Required task >>
Starting at the line that contains "code-line[interactable]: 8 void" and running through the end of the records, both ends included, reproduce those lines with "line-number" renamed to "gutter-number" and everything else unchanged.
start Items
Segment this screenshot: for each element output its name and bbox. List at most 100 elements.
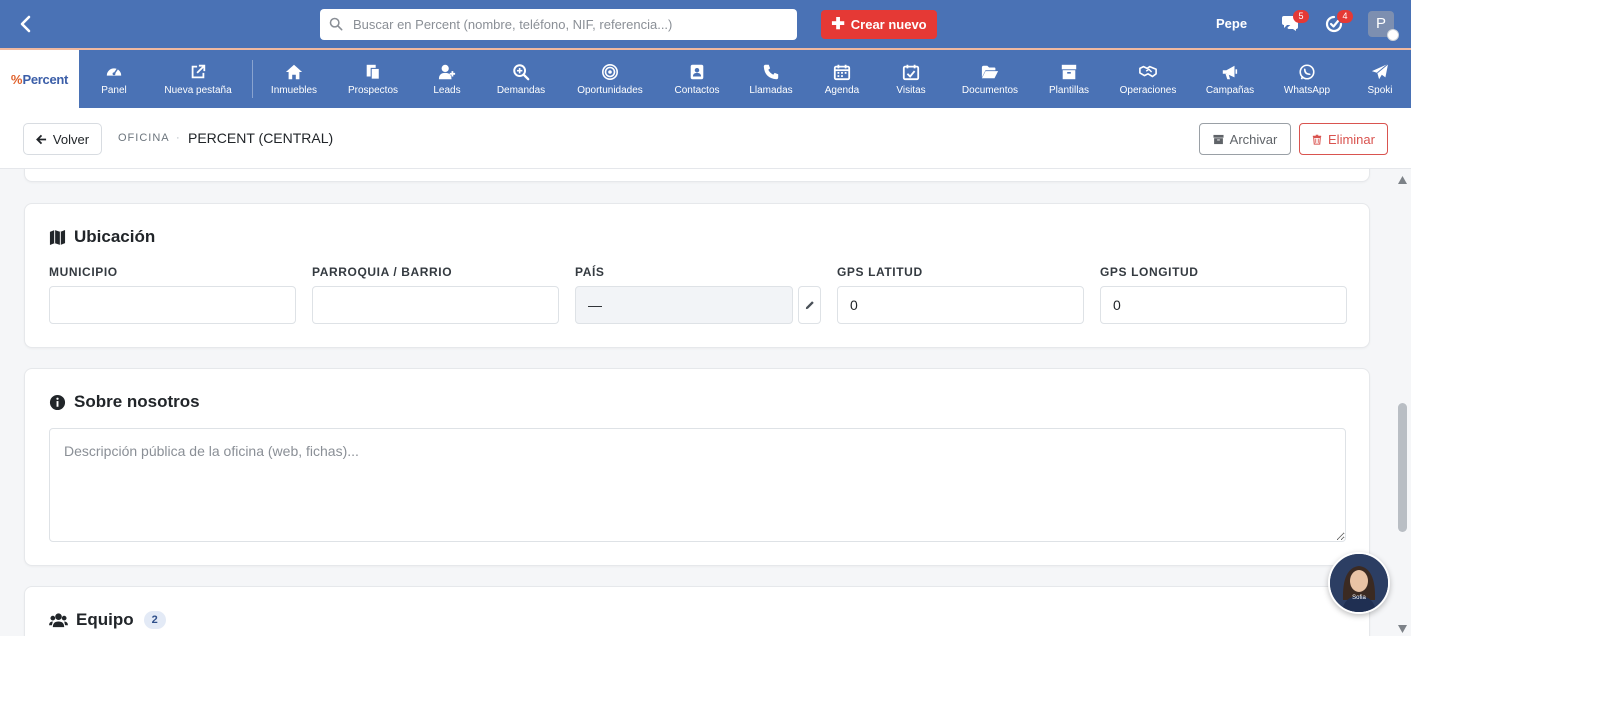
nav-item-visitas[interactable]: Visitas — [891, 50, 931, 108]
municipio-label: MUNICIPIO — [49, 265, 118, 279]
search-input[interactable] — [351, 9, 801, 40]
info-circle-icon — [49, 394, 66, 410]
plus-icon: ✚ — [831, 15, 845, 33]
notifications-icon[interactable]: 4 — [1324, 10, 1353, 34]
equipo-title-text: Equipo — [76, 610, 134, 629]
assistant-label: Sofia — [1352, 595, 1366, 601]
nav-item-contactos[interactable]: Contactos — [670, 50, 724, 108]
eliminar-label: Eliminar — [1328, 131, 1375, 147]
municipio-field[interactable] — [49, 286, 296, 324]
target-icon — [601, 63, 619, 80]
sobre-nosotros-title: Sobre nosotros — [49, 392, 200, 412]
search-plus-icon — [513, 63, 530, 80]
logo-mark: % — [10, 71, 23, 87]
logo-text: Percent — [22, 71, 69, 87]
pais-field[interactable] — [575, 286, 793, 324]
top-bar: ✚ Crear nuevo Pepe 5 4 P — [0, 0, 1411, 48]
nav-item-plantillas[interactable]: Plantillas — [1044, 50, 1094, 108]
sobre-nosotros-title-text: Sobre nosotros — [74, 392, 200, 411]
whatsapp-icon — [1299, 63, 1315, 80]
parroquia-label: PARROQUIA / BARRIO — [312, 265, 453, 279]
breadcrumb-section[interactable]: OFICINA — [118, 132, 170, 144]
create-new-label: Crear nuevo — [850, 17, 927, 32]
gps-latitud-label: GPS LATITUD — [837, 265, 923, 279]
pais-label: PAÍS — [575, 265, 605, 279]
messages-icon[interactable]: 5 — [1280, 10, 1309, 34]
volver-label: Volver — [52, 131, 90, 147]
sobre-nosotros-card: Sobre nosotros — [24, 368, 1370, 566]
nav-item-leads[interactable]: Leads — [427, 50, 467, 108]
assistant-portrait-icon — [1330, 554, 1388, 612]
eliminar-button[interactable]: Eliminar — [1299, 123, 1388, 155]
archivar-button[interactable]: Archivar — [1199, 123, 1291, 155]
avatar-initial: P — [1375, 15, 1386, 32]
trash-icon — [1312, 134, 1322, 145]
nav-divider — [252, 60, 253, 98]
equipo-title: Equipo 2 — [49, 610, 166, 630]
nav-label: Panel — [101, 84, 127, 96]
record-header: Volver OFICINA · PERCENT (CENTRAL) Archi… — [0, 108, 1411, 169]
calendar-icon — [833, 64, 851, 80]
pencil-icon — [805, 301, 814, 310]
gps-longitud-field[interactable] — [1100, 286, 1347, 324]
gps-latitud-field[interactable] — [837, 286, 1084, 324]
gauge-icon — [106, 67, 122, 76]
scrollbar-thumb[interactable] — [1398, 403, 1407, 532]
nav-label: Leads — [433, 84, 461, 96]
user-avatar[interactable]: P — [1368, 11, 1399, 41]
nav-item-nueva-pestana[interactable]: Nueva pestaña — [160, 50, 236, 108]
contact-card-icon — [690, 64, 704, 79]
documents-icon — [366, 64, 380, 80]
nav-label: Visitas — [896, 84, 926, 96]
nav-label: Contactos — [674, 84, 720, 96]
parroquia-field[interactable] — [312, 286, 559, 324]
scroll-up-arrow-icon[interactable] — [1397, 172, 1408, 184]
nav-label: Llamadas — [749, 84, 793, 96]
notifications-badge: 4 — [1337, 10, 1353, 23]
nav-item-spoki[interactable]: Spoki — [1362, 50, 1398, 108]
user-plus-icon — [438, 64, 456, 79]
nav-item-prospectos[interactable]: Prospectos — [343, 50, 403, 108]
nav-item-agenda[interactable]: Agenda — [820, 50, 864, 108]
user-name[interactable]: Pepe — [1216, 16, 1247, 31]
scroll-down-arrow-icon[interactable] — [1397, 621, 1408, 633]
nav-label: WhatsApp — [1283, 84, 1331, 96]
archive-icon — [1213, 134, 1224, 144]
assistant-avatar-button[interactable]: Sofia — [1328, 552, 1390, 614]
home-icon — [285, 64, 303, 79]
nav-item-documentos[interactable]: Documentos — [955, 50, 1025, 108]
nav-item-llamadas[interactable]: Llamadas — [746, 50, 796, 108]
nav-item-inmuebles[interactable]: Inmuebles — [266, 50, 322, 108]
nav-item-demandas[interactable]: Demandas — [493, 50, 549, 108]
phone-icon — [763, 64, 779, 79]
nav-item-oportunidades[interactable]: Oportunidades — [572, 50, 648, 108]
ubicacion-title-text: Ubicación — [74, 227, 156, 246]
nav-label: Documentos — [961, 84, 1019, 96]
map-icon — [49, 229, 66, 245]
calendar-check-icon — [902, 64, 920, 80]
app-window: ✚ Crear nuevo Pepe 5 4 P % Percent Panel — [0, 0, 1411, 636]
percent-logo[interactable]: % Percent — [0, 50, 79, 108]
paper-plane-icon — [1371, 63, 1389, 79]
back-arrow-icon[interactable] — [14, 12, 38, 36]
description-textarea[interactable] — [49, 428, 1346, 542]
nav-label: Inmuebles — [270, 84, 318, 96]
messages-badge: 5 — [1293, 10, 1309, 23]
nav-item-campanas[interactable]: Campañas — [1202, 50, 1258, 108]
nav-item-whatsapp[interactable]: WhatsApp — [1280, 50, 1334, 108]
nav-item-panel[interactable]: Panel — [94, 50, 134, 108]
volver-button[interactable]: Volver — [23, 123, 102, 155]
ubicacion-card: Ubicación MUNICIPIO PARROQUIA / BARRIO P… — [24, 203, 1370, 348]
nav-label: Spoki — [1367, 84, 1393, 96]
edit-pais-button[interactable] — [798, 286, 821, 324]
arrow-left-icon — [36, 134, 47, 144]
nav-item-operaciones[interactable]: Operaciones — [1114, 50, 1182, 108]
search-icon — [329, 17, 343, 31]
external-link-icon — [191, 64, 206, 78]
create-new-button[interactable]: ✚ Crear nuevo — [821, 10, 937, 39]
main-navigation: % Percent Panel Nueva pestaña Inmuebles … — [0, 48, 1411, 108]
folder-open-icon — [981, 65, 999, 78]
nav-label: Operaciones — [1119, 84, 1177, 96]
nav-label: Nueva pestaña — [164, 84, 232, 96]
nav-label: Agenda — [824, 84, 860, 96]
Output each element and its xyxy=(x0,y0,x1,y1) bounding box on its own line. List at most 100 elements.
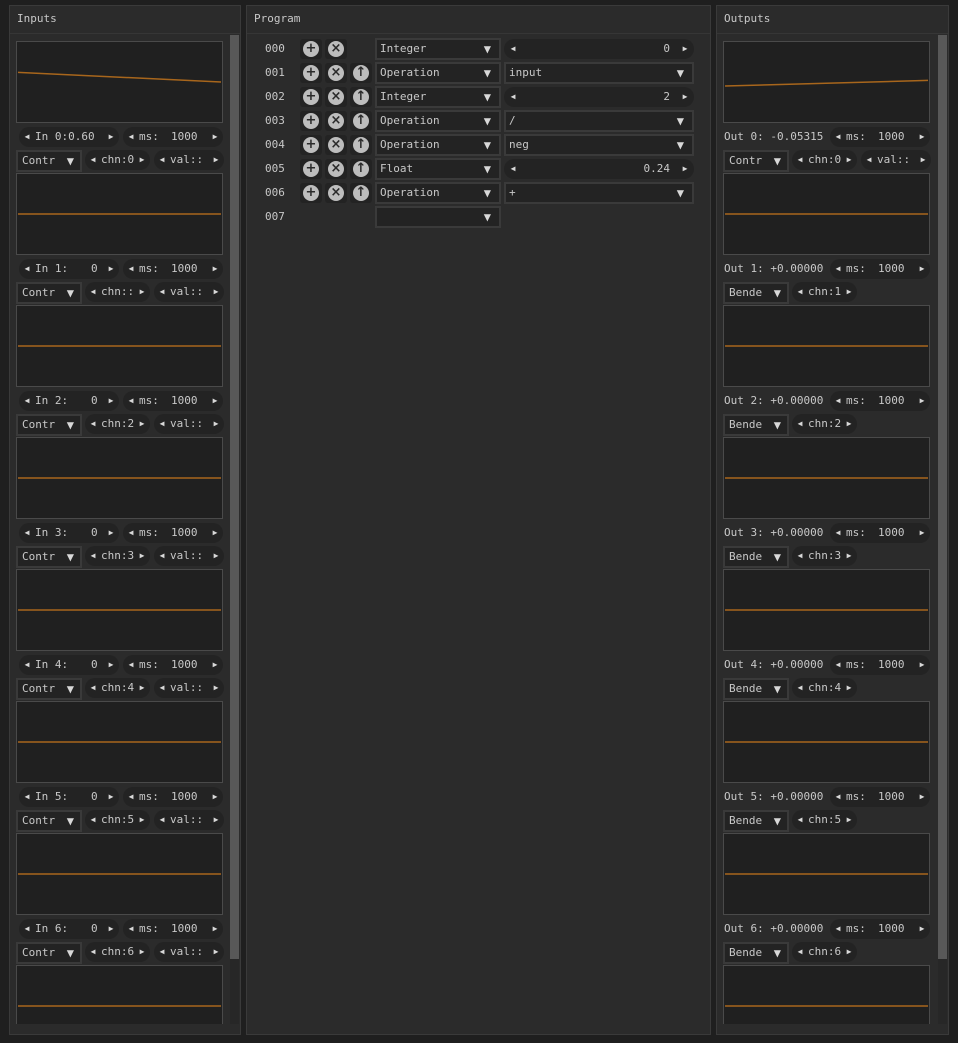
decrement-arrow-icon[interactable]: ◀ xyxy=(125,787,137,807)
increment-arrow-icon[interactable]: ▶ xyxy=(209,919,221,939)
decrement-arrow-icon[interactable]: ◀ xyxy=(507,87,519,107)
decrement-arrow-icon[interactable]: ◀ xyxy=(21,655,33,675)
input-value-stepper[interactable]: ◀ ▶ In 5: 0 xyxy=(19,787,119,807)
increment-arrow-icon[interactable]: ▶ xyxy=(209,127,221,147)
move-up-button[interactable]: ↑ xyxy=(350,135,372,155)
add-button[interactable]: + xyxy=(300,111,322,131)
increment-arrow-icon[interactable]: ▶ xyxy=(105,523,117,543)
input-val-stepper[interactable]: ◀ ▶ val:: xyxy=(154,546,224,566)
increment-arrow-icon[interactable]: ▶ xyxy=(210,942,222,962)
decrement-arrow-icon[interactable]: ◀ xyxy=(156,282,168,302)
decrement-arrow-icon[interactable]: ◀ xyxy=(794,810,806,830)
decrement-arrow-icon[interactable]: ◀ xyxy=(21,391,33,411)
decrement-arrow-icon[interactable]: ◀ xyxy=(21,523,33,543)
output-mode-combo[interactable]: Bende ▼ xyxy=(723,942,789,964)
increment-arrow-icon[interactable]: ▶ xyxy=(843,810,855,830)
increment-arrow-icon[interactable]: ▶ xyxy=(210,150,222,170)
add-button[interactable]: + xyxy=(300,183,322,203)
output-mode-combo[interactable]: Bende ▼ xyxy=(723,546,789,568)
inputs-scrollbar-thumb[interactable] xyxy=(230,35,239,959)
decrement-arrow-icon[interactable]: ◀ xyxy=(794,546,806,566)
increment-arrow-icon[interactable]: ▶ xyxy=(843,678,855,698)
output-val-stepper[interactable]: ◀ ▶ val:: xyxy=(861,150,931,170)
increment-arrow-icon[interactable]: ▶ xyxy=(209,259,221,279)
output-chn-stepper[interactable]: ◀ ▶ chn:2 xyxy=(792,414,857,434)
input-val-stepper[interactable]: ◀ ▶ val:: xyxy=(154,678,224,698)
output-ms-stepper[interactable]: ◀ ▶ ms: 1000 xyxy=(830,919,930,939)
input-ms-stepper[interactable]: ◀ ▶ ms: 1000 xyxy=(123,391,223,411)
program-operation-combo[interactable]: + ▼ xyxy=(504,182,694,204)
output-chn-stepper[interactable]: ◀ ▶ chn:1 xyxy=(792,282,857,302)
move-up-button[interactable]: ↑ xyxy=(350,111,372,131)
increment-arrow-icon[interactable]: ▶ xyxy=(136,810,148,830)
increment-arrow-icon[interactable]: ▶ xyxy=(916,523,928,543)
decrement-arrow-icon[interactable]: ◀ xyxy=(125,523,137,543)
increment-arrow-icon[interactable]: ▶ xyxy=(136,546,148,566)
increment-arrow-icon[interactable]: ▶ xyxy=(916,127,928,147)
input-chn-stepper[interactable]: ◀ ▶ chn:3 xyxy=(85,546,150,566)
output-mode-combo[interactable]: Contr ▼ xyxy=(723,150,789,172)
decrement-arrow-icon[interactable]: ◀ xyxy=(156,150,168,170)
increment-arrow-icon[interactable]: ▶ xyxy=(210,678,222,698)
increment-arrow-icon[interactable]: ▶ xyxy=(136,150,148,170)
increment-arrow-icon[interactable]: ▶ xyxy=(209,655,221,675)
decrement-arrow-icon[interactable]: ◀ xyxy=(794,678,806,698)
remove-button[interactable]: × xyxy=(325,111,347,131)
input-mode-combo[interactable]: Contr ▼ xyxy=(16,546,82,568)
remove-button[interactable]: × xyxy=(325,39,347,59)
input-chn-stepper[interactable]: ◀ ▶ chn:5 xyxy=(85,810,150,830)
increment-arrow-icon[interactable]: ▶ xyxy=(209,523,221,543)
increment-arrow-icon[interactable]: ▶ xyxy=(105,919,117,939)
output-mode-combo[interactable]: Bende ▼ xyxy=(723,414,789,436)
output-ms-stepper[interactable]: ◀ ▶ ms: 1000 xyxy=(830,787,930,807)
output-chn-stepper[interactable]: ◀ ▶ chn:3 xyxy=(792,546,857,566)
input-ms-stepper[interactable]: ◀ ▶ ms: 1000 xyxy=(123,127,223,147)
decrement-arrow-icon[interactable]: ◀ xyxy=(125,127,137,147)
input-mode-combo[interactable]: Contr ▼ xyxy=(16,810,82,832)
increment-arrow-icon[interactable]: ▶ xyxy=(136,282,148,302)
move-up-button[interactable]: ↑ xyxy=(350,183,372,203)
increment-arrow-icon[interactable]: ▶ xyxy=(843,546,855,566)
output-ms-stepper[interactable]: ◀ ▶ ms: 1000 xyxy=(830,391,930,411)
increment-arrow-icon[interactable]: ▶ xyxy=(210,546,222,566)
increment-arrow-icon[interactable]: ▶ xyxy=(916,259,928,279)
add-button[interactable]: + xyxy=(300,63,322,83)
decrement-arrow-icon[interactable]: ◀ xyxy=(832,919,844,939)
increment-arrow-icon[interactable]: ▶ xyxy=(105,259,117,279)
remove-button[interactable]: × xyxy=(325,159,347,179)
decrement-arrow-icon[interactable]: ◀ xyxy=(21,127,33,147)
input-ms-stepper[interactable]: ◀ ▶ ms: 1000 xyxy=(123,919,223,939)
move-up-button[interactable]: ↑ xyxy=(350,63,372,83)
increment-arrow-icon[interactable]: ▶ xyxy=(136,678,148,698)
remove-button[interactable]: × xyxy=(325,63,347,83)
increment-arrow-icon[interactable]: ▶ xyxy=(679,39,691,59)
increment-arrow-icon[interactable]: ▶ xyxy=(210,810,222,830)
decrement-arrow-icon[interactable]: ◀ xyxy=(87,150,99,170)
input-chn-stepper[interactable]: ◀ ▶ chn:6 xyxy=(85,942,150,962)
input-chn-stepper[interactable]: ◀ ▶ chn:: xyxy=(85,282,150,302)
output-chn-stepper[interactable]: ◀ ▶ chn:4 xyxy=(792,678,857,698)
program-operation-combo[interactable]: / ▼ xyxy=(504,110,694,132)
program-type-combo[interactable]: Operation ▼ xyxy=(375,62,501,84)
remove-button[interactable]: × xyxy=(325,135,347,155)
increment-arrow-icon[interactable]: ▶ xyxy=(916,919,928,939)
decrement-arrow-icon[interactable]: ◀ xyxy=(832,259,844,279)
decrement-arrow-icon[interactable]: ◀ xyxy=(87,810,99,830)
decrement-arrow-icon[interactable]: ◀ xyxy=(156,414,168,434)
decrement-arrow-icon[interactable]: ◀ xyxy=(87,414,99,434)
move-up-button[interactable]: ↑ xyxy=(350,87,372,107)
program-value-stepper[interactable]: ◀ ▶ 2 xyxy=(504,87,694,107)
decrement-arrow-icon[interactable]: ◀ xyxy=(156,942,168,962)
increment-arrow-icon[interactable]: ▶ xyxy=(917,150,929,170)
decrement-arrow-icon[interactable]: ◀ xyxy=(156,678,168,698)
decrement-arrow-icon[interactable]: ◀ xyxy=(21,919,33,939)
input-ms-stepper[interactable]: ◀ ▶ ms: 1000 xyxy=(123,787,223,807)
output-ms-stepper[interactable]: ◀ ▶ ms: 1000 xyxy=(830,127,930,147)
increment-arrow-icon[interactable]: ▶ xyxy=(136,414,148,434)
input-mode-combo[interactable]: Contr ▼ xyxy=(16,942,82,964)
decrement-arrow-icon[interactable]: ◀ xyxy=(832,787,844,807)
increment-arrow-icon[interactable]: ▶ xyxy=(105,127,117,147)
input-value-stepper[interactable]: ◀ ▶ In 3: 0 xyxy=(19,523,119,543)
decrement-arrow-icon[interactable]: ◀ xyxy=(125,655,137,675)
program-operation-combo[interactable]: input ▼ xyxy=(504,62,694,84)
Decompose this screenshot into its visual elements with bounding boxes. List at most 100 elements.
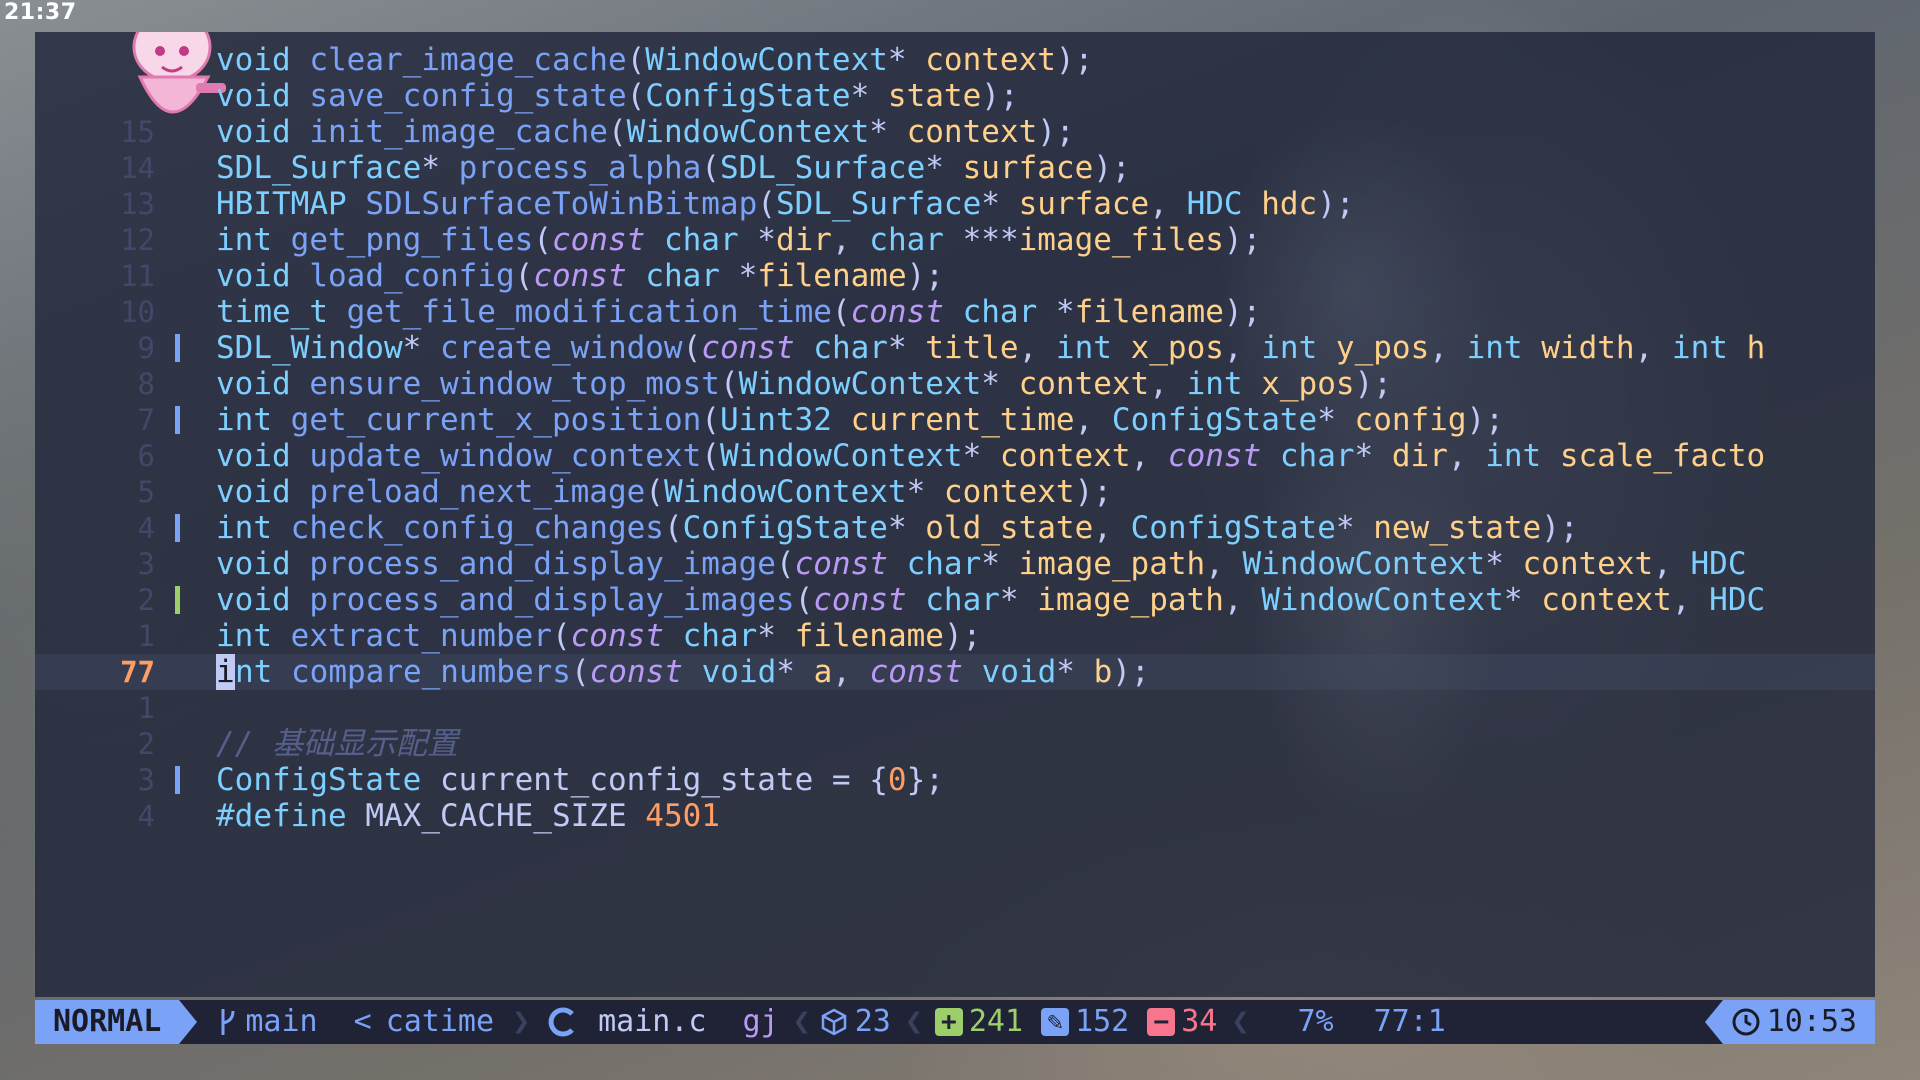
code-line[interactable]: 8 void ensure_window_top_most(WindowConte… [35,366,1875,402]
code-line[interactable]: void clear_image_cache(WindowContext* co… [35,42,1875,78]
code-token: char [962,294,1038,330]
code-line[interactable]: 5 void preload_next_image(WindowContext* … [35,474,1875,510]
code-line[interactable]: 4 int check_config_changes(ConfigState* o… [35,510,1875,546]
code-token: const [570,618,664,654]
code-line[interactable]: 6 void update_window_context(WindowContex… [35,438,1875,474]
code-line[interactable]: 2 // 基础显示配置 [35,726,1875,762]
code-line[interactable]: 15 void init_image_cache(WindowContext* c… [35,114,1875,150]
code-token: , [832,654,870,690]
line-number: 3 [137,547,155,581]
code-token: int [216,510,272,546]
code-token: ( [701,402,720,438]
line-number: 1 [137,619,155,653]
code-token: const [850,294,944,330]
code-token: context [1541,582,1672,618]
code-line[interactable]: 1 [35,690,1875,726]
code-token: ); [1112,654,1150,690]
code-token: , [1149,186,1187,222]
end Items
Written answer >>
code-line[interactable]: 8 void ensure_window_top_most(WindowConte… [35,366,1875,402]
code-line[interactable]: void clear_image_cache(WindowContext* co… [35,42,1875,78]
code-token: char [962,294,1038,330]
code-line[interactable]: 5 void preload_next_image(WindowContext* … [35,474,1875,510]
code-line[interactable]: 4 int check_config_changes(ConfigState* o… [35,510,1875,546]
code-token: const [570,618,664,654]
code-line[interactable]: 6 void update_window_context(WindowContex… [35,438,1875,474]
code-line[interactable]: 2 // 基础显示配置 [35,726,1875,762]
code-line[interactable]: 15 void init_image_cache(WindowContext* c… [35,114,1875,150]
code-token: , [832,654,870,690]
gutter-number: 3 [137,547,155,581]
code-token: int [216,510,272,546]
code-token: ( [701,402,720,438]
gutter-number: 1 [137,619,155,653]
code-token: const [850,294,944,330]
code-token: context [1541,582,1672,618]
code-line[interactable]: 1 [35,690,1875,726]
code-token: ); [1112,654,1150,690]
code-token: , [1149,186,1187,222]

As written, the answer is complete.